__Task details__
Please report each line of the data below that contains "Improved".

------------------------------------------------------------------------

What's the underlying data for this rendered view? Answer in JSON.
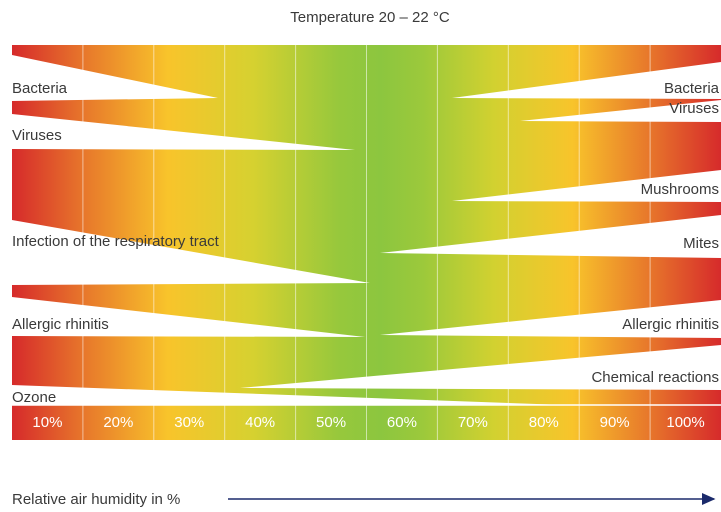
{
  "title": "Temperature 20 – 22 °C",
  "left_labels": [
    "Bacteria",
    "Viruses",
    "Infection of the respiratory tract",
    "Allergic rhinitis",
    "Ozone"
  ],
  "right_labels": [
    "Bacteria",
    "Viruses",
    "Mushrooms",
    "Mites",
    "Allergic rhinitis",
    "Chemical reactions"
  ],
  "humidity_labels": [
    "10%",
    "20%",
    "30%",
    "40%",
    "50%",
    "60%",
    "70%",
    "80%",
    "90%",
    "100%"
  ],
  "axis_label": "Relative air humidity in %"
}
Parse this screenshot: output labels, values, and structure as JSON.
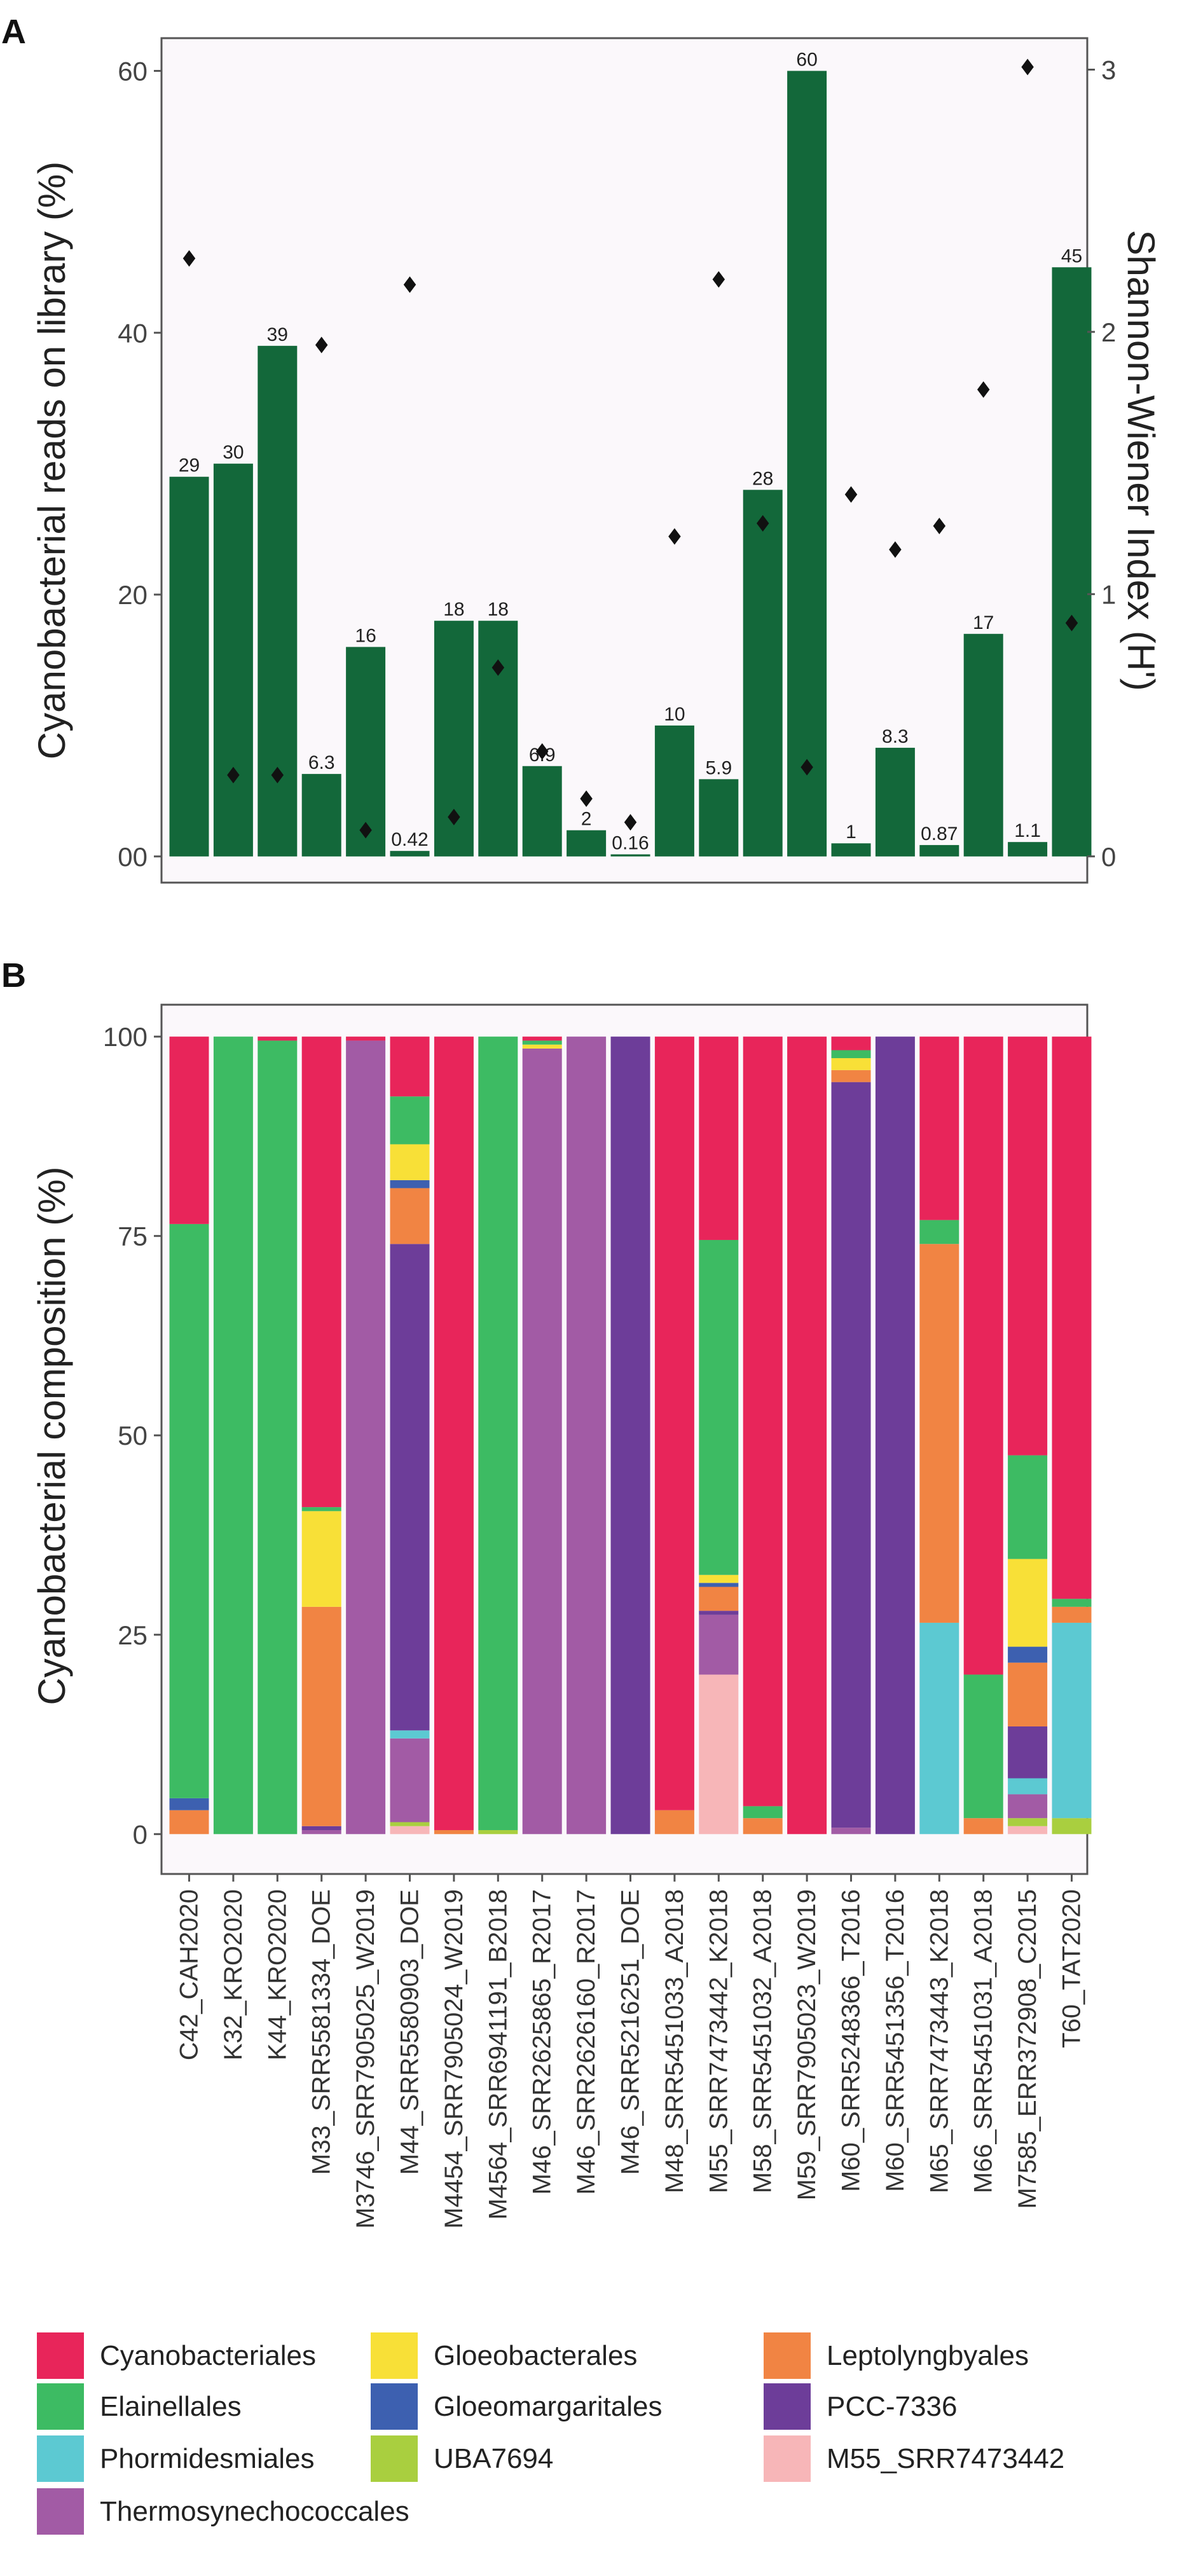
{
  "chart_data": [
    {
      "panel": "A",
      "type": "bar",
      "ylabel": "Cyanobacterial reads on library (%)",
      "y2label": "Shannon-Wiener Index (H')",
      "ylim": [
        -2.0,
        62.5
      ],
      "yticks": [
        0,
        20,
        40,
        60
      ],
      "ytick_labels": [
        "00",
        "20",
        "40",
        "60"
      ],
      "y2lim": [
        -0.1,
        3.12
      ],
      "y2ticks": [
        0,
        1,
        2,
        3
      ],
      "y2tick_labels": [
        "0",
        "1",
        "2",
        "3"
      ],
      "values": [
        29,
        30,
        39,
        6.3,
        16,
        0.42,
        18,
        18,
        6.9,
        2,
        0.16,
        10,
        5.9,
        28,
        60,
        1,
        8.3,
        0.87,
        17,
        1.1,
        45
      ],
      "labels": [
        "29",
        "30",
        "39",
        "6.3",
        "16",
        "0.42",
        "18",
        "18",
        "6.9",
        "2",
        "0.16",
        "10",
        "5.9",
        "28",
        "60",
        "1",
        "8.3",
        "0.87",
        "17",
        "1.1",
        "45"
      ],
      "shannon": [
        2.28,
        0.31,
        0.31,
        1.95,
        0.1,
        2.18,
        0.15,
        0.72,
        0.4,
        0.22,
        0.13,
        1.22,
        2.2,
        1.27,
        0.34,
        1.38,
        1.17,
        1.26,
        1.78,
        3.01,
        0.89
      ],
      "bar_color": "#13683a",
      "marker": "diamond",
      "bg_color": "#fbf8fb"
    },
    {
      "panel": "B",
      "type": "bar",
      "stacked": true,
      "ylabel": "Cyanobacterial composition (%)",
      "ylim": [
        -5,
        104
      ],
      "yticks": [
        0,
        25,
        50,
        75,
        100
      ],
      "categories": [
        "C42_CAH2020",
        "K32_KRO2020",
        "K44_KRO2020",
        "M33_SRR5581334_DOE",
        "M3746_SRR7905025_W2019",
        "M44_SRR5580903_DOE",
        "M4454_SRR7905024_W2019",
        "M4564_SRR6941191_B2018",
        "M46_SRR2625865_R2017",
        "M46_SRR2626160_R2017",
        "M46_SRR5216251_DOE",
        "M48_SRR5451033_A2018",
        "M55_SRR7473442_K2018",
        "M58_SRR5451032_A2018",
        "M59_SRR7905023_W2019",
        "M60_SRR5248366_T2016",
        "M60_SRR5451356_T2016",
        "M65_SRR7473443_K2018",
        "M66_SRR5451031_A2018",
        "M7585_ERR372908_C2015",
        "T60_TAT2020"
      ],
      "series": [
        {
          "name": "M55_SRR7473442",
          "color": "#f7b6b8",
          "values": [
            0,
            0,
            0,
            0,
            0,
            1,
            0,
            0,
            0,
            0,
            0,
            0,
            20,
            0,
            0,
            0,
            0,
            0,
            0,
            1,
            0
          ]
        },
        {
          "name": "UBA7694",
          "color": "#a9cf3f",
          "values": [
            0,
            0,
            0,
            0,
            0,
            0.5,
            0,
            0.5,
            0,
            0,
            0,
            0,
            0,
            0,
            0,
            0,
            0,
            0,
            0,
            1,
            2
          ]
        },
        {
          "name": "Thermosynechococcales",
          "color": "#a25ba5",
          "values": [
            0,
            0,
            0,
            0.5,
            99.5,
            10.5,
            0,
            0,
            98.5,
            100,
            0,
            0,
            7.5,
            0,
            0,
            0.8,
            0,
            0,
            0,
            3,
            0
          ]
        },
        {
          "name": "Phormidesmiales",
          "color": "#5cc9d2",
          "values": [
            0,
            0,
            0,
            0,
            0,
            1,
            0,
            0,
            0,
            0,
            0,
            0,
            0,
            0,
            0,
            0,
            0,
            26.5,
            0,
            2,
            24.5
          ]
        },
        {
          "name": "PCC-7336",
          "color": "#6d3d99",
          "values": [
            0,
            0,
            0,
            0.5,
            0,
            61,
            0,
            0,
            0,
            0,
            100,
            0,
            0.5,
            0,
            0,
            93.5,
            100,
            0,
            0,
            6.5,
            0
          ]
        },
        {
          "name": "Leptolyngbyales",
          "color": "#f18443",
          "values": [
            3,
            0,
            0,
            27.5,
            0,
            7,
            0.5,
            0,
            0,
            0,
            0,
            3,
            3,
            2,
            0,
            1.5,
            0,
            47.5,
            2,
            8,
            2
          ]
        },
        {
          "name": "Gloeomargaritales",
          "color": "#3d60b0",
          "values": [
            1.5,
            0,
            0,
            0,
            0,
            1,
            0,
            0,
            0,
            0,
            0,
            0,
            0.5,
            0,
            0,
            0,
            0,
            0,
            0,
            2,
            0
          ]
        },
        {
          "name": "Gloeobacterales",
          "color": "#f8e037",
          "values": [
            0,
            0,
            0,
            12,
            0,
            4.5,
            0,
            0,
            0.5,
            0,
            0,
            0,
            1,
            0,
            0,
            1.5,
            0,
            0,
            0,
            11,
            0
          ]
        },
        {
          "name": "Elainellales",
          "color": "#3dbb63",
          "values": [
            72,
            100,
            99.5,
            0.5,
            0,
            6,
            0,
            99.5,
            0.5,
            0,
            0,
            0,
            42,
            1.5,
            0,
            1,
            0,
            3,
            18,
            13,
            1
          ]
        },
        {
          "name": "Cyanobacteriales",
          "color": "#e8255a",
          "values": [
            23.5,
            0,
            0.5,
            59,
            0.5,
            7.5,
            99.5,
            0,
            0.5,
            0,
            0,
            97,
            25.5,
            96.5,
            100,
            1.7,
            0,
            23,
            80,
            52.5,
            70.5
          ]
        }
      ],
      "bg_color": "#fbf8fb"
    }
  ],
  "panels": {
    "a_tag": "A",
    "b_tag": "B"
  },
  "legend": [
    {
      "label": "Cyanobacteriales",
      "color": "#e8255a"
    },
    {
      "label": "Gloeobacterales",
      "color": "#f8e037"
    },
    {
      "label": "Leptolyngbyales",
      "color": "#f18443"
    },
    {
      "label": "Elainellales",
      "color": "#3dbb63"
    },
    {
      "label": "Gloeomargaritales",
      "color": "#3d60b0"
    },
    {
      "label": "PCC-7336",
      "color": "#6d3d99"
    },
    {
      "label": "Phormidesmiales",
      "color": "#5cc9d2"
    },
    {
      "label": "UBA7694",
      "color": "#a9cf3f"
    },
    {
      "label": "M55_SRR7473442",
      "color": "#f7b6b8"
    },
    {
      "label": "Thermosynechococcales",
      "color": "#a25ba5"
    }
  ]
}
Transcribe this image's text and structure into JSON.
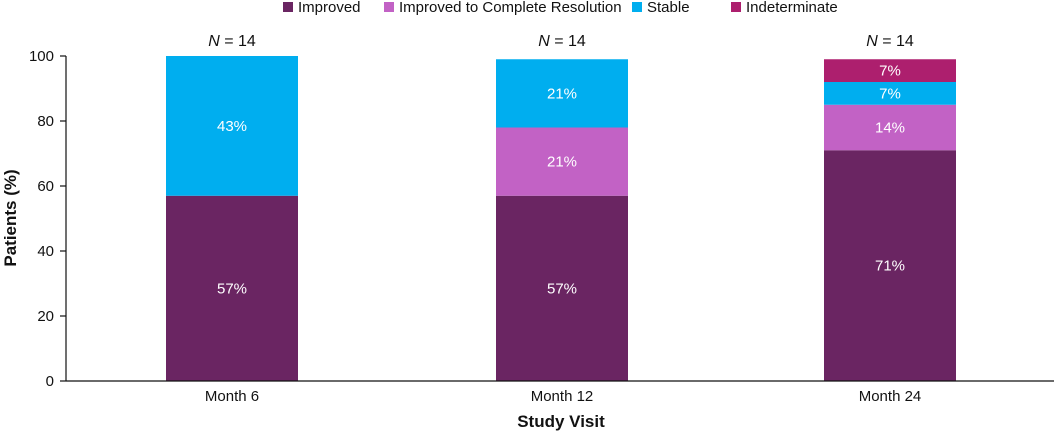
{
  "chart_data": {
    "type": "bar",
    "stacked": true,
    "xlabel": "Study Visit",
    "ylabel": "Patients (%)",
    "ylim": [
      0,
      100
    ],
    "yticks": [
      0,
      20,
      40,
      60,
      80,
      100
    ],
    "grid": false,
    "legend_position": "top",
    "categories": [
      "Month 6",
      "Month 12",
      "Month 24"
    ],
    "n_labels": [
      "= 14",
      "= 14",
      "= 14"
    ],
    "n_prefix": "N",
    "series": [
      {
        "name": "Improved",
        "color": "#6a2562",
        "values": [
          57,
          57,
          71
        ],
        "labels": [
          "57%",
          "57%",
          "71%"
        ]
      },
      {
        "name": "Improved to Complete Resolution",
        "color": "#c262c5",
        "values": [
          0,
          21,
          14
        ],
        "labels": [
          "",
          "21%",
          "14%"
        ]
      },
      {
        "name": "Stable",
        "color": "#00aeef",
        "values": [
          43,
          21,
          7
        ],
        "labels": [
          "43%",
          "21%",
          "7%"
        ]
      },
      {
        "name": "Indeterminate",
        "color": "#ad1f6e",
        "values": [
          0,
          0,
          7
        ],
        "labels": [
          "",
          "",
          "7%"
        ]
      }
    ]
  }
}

------------------------------------------------------------------------

__Response to this task__
        "name": "Improved",
        "name": "Improved to Complete Resolution",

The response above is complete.